## Exercise directions
Without altering anything, output the material below.

Entries with figure data:
## START

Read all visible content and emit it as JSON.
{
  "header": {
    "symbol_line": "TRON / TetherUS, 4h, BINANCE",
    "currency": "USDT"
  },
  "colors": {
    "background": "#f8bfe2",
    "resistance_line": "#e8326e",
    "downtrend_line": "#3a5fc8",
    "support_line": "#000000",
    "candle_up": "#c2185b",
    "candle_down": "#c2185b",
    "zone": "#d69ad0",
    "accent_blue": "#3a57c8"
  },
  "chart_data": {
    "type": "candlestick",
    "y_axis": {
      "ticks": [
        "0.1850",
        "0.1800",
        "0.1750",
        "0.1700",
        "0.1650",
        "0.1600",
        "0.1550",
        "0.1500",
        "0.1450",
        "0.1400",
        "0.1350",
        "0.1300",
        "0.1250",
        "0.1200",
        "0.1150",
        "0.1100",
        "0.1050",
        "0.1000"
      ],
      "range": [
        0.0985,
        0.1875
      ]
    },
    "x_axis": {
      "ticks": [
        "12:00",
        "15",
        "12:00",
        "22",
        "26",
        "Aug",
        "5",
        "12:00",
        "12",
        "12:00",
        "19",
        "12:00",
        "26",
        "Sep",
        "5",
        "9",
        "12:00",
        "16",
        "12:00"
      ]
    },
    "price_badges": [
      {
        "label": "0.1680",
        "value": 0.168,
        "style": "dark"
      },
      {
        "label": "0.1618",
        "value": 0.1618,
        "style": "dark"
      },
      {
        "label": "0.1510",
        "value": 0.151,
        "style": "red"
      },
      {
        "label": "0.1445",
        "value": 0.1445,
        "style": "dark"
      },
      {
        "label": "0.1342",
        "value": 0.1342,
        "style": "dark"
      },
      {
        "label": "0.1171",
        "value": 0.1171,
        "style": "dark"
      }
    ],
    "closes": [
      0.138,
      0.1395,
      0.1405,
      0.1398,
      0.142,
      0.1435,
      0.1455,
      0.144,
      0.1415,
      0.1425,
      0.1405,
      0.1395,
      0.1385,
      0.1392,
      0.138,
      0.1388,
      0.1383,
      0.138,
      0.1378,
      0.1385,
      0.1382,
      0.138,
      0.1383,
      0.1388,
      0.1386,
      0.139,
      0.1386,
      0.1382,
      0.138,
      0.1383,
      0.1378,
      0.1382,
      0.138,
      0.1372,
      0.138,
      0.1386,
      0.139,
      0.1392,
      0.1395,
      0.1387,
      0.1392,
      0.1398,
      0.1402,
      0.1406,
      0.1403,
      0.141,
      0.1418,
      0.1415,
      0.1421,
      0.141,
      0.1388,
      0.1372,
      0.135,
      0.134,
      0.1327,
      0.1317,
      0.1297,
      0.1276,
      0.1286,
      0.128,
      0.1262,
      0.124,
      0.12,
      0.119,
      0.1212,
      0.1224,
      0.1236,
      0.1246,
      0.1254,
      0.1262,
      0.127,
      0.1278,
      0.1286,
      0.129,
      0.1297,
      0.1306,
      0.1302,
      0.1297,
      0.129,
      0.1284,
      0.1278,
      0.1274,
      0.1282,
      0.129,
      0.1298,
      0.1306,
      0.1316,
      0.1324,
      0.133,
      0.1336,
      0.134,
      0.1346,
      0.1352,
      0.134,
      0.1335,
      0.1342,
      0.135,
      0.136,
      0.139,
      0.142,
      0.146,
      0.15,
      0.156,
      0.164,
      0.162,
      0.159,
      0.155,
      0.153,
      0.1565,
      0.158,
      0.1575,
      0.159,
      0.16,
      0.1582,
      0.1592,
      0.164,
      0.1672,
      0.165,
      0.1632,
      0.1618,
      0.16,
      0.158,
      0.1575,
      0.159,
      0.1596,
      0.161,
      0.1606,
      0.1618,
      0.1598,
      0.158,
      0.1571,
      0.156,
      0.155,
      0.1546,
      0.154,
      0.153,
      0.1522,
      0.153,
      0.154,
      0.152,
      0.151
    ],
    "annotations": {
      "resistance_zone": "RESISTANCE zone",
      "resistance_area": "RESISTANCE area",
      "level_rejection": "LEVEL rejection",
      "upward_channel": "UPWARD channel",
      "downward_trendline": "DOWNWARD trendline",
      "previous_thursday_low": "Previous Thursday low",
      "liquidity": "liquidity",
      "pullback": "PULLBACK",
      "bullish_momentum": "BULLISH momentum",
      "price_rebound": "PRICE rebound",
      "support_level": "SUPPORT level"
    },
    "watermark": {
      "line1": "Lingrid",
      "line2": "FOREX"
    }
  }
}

## END

## Answer to this exercise
Read all visible content and emit it as JSON.
{
  "header": {
    "symbol_line": "TRON / TetherUS, 4h, BINANCE",
    "currency": "USDT"
  },
  "colors": {
    "background": "#f8bfe2",
    "resistance_line": "#e8326e",
    "downtrend_line": "#3a5fc8",
    "support_line": "#000000",
    "candle_up": "#c2185b",
    "candle_down": "#c2185b",
    "zone": "#d69ad0",
    "accent_blue": "#3a57c8"
  },
  "chart_data": {
    "type": "candlestick",
    "y_axis": {
      "ticks": [
        "0.1850",
        "0.1800",
        "0.1750",
        "0.1700",
        "0.1650",
        "0.1600",
        "0.1550",
        "0.1500",
        "0.1450",
        "0.1400",
        "0.1350",
        "0.1300",
        "0.1250",
        "0.1200",
        "0.1150",
        "0.1100",
        "0.1050",
        "0.1000"
      ],
      "range": [
        0.0985,
        0.1875
      ]
    },
    "x_axis": {
      "ticks": [
        "12:00",
        "15",
        "12:00",
        "22",
        "26",
        "Aug",
        "5",
        "12:00",
        "12",
        "12:00",
        "19",
        "12:00",
        "26",
        "Sep",
        "5",
        "9",
        "12:00",
        "16",
        "12:00"
      ]
    },
    "price_badges": [
      {
        "label": "0.1680",
        "value": 0.168,
        "style": "dark"
      },
      {
        "label": "0.1618",
        "value": 0.1618,
        "style": "dark"
      },
      {
        "label": "0.1510",
        "value": 0.151,
        "style": "red"
      },
      {
        "label": "0.1445",
        "value": 0.1445,
        "style": "dark"
      },
      {
        "label": "0.1342",
        "value": 0.1342,
        "style": "dark"
      },
      {
        "label": "0.1171",
        "value": 0.1171,
        "style": "dark"
      }
    ],
    "closes": [
      0.138,
      0.1395,
      0.1405,
      0.1398,
      0.142,
      0.1435,
      0.1455,
      0.144,
      0.1415,
      0.1425,
      0.1405,
      0.1395,
      0.1385,
      0.1392,
      0.138,
      0.1388,
      0.1383,
      0.138,
      0.1378,
      0.1385,
      0.1382,
      0.138,
      0.1383,
      0.1388,
      0.1386,
      0.139,
      0.1386,
      0.1382,
      0.138,
      0.1383,
      0.1378,
      0.1382,
      0.138,
      0.1372,
      0.138,
      0.1386,
      0.139,
      0.1392,
      0.1395,
      0.1387,
      0.1392,
      0.1398,
      0.1402,
      0.1406,
      0.1403,
      0.141,
      0.1418,
      0.1415,
      0.1421,
      0.141,
      0.1388,
      0.1372,
      0.135,
      0.134,
      0.1327,
      0.1317,
      0.1297,
      0.1276,
      0.1286,
      0.128,
      0.1262,
      0.124,
      0.12,
      0.119,
      0.1212,
      0.1224,
      0.1236,
      0.1246,
      0.1254,
      0.1262,
      0.127,
      0.1278,
      0.1286,
      0.129,
      0.1297,
      0.1306,
      0.1302,
      0.1297,
      0.129,
      0.1284,
      0.1278,
      0.1274,
      0.1282,
      0.129,
      0.1298,
      0.1306,
      0.1316,
      0.1324,
      0.133,
      0.1336,
      0.134,
      0.1346,
      0.1352,
      0.134,
      0.1335,
      0.1342,
      0.135,
      0.136,
      0.139,
      0.142,
      0.146,
      0.15,
      0.156,
      0.164,
      0.162,
      0.159,
      0.155,
      0.153,
      0.1565,
      0.158,
      0.1575,
      0.159,
      0.16,
      0.1582,
      0.1592,
      0.164,
      0.1672,
      0.165,
      0.1632,
      0.1618,
      0.16,
      0.158,
      0.1575,
      0.159,
      0.1596,
      0.161,
      0.1606,
      0.1618,
      0.1598,
      0.158,
      0.1571,
      0.156,
      0.155,
      0.1546,
      0.154,
      0.153,
      0.1522,
      0.153,
      0.154,
      0.152,
      0.151
    ],
    "annotations": {
      "resistance_zone": "RESISTANCE zone",
      "resistance_area": "RESISTANCE area",
      "level_rejection": "LEVEL rejection",
      "upward_channel": "UPWARD channel",
      "downward_trendline": "DOWNWARD trendline",
      "previous_thursday_low": "Previous Thursday low",
      "liquidity": "liquidity",
      "pullback": "PULLBACK",
      "bullish_momentum": "BULLISH momentum",
      "price_rebound": "PRICE rebound",
      "support_level": "SUPPORT level"
    },
    "watermark": {
      "line1": "Lingrid",
      "line2": "FOREX"
    }
  }
}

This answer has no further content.